For each line below that contains the string "biblioteki", copy that line.
[START OF Data records]
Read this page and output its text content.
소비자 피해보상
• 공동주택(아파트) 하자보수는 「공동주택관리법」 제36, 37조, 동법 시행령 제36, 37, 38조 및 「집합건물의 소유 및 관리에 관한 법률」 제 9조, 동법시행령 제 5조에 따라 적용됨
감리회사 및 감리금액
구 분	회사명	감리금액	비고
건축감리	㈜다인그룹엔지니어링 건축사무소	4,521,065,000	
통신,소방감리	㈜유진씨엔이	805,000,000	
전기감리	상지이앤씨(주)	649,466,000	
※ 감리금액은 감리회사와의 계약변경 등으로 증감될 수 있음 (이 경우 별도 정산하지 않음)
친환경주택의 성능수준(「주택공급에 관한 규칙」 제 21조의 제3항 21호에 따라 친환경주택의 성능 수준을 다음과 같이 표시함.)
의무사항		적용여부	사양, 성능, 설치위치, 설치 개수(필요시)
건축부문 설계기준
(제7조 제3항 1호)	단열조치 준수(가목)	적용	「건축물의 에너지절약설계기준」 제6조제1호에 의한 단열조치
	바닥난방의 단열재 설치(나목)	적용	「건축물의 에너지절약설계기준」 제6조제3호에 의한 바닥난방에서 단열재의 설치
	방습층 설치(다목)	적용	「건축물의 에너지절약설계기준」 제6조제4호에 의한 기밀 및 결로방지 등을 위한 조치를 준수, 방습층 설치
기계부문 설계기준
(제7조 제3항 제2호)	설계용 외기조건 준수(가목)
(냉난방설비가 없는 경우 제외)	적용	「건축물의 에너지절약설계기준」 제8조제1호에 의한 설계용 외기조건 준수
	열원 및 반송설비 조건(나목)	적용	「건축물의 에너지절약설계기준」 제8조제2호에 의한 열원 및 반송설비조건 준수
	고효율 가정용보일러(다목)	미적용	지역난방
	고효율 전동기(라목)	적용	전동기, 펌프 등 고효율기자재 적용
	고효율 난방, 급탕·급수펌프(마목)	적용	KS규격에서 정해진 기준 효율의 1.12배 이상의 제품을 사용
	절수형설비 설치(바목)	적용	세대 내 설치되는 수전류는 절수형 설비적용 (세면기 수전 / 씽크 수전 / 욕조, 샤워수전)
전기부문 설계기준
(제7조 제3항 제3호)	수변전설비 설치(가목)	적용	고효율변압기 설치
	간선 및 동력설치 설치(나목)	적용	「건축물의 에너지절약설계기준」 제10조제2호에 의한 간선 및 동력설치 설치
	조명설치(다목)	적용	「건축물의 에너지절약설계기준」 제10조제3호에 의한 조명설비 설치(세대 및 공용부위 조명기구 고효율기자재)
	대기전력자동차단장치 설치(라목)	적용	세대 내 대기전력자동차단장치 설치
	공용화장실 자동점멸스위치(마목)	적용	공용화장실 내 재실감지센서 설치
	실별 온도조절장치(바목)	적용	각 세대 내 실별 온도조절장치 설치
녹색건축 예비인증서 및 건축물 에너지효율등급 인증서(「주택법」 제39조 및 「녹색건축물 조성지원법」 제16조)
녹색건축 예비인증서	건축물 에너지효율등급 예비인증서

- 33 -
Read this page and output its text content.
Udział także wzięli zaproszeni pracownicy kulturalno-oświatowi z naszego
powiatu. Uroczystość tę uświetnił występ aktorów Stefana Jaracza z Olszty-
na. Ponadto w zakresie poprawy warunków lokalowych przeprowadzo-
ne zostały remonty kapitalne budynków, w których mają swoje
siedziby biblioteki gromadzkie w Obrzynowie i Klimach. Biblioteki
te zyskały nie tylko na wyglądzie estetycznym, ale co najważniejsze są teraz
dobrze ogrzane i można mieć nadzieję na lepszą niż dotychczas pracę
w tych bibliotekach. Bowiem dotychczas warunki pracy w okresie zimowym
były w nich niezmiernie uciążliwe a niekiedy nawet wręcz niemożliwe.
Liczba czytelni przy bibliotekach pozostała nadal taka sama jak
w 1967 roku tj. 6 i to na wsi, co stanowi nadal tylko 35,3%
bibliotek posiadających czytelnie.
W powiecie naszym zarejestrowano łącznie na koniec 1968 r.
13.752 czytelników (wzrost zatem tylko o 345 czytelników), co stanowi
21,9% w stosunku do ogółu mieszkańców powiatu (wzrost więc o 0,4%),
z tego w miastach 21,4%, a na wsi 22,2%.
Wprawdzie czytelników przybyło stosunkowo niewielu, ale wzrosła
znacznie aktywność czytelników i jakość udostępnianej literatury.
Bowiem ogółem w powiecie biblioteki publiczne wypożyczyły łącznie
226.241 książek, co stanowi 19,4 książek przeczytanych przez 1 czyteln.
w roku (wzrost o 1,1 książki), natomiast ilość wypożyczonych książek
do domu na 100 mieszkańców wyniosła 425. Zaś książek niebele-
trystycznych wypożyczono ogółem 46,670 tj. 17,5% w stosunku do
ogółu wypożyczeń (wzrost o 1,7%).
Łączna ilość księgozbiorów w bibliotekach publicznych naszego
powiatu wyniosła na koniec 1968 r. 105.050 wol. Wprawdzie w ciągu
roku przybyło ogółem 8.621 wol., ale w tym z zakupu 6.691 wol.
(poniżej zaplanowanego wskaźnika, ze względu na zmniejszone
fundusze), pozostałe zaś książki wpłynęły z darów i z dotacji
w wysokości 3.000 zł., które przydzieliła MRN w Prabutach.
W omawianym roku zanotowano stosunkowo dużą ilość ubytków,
[END OF Data records]
• Exercise solution
siedziby biblioteki gromadzkie w Obrzynowie i Klimach. Biblioteki
Bowiem ogółem w powiecie biblioteki publiczne wypożyczyły łącznie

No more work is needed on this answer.